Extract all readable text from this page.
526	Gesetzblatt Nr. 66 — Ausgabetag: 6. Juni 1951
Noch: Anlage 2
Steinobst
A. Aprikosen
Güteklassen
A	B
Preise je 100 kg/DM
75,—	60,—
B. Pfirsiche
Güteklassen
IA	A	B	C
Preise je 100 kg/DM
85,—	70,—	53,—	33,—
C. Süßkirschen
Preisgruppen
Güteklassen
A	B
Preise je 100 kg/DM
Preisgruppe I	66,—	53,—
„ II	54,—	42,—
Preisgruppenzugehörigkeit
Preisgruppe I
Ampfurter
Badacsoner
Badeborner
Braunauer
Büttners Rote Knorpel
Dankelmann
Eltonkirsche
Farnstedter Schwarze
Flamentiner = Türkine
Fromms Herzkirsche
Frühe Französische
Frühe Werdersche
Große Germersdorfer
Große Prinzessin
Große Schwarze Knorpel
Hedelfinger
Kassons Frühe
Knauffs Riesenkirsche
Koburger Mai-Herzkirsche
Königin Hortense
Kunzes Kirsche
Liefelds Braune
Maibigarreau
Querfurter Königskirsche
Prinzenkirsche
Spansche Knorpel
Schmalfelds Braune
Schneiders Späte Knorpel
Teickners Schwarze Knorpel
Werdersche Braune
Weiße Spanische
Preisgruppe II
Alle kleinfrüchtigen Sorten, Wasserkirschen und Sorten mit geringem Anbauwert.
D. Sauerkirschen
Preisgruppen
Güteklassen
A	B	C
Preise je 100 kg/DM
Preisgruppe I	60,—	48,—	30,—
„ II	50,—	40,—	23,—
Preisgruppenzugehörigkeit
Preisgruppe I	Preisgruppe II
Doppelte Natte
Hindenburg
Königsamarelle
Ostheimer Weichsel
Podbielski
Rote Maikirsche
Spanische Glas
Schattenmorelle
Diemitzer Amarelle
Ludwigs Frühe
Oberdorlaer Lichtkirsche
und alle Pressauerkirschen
□ □ □ □ □
_THE TASK_
Would you restate each of the entries word for word?

_EXPECTED ANSWER_
Extract all readable text from this page.
526	Gesetzblatt Nr. 66 — Ausgabetag: 6. Juni 1951
Noch: Anlage 2
Steinobst
A. Aprikosen
Güteklassen
A	B
Preise je 100 kg/DM
75,—	60,—
B. Pfirsiche
Güteklassen
IA	A	B	C
Preise je 100 kg/DM
85,—	70,—	53,—	33,—
C. Süßkirschen
Preisgruppen
Güteklassen
A	B
Preise je 100 kg/DM
Preisgruppe I	66,—	53,—
„ II	54,—	42,—
Preisgruppenzugehörigkeit
Preisgruppe I
Ampfurter
Badacsoner
Badeborner
Braunauer
Büttners Rote Knorpel
Dankelmann
Eltonkirsche
Farnstedter Schwarze
Flamentiner = Türkine
Fromms Herzkirsche
Frühe Französische
Frühe Werdersche
Große Germersdorfer
Große Prinzessin
Große Schwarze Knorpel
Hedelfinger
Kassons Frühe
Knauffs Riesenkirsche
Koburger Mai-Herzkirsche
Königin Hortense
Kunzes Kirsche
Liefelds Braune
Maibigarreau
Querfurter Königskirsche
Prinzenkirsche
Spansche Knorpel
Schmalfelds Braune
Schneiders Späte Knorpel
Teickners Schwarze Knorpel
Werdersche Braune
Weiße Spanische
Preisgruppe II
Alle kleinfrüchtigen Sorten, Wasserkirschen und Sorten mit geringem Anbauwert.
D. Sauerkirschen
Preisgruppen
Güteklassen
A	B	C
Preise je 100 kg/DM
Preisgruppe I	60,—	48,—	30,—
„ II	50,—	40,—	23,—
Preisgruppenzugehörigkeit
Preisgruppe I	Preisgruppe II
Doppelte Natte
Hindenburg
Königsamarelle
Ostheimer Weichsel
Podbielski
Rote Maikirsche
Spanische Glas
Schattenmorelle
Diemitzer Amarelle
Ludwigs Frühe
Oberdorlaer Lichtkirsche
und alle Pressauerkirschen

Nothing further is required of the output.